-- TO DO --
Copy out all of the data below with no alterations.
-- DATA IN THIS EXERCISE start --
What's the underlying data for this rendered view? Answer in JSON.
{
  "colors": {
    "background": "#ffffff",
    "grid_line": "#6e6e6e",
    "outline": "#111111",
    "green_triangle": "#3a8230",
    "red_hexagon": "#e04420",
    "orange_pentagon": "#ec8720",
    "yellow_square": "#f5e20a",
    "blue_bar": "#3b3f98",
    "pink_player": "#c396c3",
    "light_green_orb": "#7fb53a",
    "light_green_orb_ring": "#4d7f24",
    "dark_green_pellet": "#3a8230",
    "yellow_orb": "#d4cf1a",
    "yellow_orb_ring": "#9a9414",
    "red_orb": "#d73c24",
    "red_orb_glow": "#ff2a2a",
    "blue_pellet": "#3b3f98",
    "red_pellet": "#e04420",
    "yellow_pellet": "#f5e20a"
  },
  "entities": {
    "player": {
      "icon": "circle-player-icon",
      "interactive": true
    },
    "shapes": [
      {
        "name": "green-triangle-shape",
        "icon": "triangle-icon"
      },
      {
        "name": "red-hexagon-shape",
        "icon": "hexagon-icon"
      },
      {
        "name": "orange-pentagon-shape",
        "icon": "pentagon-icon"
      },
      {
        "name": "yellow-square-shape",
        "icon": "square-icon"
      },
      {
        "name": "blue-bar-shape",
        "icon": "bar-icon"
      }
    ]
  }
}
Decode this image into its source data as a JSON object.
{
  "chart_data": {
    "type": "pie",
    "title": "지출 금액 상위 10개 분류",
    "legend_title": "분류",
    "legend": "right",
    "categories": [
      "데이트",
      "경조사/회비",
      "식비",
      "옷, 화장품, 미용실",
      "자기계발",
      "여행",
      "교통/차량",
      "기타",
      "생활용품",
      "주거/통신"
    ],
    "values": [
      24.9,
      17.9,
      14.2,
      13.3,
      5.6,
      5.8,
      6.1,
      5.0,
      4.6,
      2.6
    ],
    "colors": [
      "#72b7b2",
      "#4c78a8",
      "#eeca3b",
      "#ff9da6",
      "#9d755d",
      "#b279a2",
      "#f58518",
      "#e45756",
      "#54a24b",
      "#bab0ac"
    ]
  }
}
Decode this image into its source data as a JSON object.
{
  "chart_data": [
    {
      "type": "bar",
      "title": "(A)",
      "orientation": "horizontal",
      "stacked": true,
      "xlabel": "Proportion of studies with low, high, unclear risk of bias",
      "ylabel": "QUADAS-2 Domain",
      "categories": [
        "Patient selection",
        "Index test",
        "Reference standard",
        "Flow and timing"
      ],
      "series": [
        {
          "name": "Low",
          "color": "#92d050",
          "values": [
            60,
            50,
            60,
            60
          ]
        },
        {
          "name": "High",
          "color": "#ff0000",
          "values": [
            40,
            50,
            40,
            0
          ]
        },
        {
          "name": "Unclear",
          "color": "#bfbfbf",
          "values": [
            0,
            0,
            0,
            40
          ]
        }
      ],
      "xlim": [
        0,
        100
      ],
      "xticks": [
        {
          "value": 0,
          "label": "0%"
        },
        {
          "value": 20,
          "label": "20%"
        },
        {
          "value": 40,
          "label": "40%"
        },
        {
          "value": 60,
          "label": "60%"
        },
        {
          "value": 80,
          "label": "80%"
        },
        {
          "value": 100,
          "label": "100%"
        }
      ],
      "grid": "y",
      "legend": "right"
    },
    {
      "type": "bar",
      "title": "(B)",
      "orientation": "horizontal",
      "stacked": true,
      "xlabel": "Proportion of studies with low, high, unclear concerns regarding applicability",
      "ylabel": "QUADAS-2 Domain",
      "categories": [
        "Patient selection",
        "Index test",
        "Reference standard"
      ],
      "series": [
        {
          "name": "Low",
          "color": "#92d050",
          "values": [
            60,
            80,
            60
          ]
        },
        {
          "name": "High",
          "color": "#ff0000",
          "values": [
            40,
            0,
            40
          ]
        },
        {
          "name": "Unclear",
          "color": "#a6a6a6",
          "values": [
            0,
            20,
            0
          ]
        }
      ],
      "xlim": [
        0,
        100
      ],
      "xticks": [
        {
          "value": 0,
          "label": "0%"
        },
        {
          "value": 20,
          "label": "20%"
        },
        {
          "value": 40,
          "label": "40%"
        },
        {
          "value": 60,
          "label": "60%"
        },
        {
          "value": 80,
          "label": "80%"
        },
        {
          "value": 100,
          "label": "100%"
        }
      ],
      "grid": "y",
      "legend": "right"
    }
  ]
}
-- DATA IN THIS EXERCISE end --
-- EXERCISE SOLUTION --
What's the underlying data for this rendered view? Answer in JSON.
{
  "colors": {
    "background": "#ffffff",
    "grid_line": "#6e6e6e",
    "outline": "#111111",
    "green_triangle": "#3a8230",
    "red_hexagon": "#e04420",
    "orange_pentagon": "#ec8720",
    "yellow_square": "#f5e20a",
    "blue_bar": "#3b3f98",
    "pink_player": "#c396c3",
    "light_green_orb": "#7fb53a",
    "light_green_orb_ring": "#4d7f24",
    "dark_green_pellet": "#3a8230",
    "yellow_orb": "#d4cf1a",
    "yellow_orb_ring": "#9a9414",
    "red_orb": "#d73c24",
    "red_orb_glow": "#ff2a2a",
    "blue_pellet": "#3b3f98",
    "red_pellet": "#e04420",
    "yellow_pellet": "#f5e20a"
  },
  "entities": {
    "player": {
      "icon": "circle-player-icon",
      "interactive": true
    },
    "shapes": [
      {
        "name": "green-triangle-shape",
        "icon": "triangle-icon"
      },
      {
        "name": "red-hexagon-shape",
        "icon": "hexagon-icon"
      },
      {
        "name": "orange-pentagon-shape",
        "icon": "pentagon-icon"
      },
      {
        "name": "yellow-square-shape",
        "icon": "square-icon"
      },
      {
        "name": "blue-bar-shape",
        "icon": "bar-icon"
      }
    ]
  }
}
Decode this image into its source data as a JSON object.
{
  "chart_data": {
    "type": "pie",
    "title": "지출 금액 상위 10개 분류",
    "legend_title": "분류",
    "legend": "right",
    "categories": [
      "데이트",
      "경조사/회비",
      "식비",
      "옷, 화장품, 미용실",
      "자기계발",
      "여행",
      "교통/차량",
      "기타",
      "생활용품",
      "주거/통신"
    ],
    "values": [
      24.9,
      17.9,
      14.2,
      13.3,
      5.6,
      5.8,
      6.1,
      5.0,
      4.6,
      2.6
    ],
    "colors": [
      "#72b7b2",
      "#4c78a8",
      "#eeca3b",
      "#ff9da6",
      "#9d755d",
      "#b279a2",
      "#f58518",
      "#e45756",
      "#54a24b",
      "#bab0ac"
    ]
  }
}
Decode this image into its source data as a JSON object.
{
  "chart_data": [
    {
      "type": "bar",
      "title": "(A)",
      "orientation": "horizontal",
      "stacked": true,
      "xlabel": "Proportion of studies with low, high, unclear risk of bias",
      "ylabel": "QUADAS-2 Domain",
      "categories": [
        "Patient selection",
        "Index test",
        "Reference standard",
        "Flow and timing"
      ],
      "series": [
        {
          "name": "Low",
          "color": "#92d050",
          "values": [
            60,
            50,
            60,
            60
          ]
        },
        {
          "name": "High",
          "color": "#ff0000",
          "values": [
            40,
            50,
            40,
            0
          ]
        },
        {
          "name": "Unclear",
          "color": "#bfbfbf",
          "values": [
            0,
            0,
            0,
            40
          ]
        }
      ],
      "xlim": [
        0,
        100
      ],
      "xticks": [
        {
          "value": 0,
          "label": "0%"
        },
        {
          "value": 20,
          "label": "20%"
        },
        {
          "value": 40,
          "label": "40%"
        },
        {
          "value": 60,
          "label": "60%"
        },
        {
          "value": 80,
          "label": "80%"
        },
        {
          "value": 100,
          "label": "100%"
        }
      ],
      "grid": "y",
      "legend": "right"
    },
    {
      "type": "bar",
      "title": "(B)",
      "orientation": "horizontal",
      "stacked": true,
      "xlabel": "Proportion of studies with low, high, unclear concerns regarding applicability",
      "ylabel": "QUADAS-2 Domain",
      "categories": [
        "Patient selection",
        "Index test",
        "Reference standard"
      ],
      "series": [
        {
          "name": "Low",
          "color": "#92d050",
          "values": [
            60,
            80,
            60
          ]
        },
        {
          "name": "High",
          "color": "#ff0000",
          "values": [
            40,
            0,
            40
          ]
        },
        {
          "name": "Unclear",
          "color": "#a6a6a6",
          "values": [
            0,
            20,
            0
          ]
        }
      ],
      "xlim": [
        0,
        100
      ],
      "xticks": [
        {
          "value": 0,
          "label": "0%"
        },
        {
          "value": 20,
          "label": "20%"
        },
        {
          "value": 40,
          "label": "40%"
        },
        {
          "value": 60,
          "label": "60%"
        },
        {
          "value": 80,
          "label": "80%"
        },
        {
          "value": 100,
          "label": "100%"
        }
      ],
      "grid": "y",
      "legend": "right"
    }
  ]
}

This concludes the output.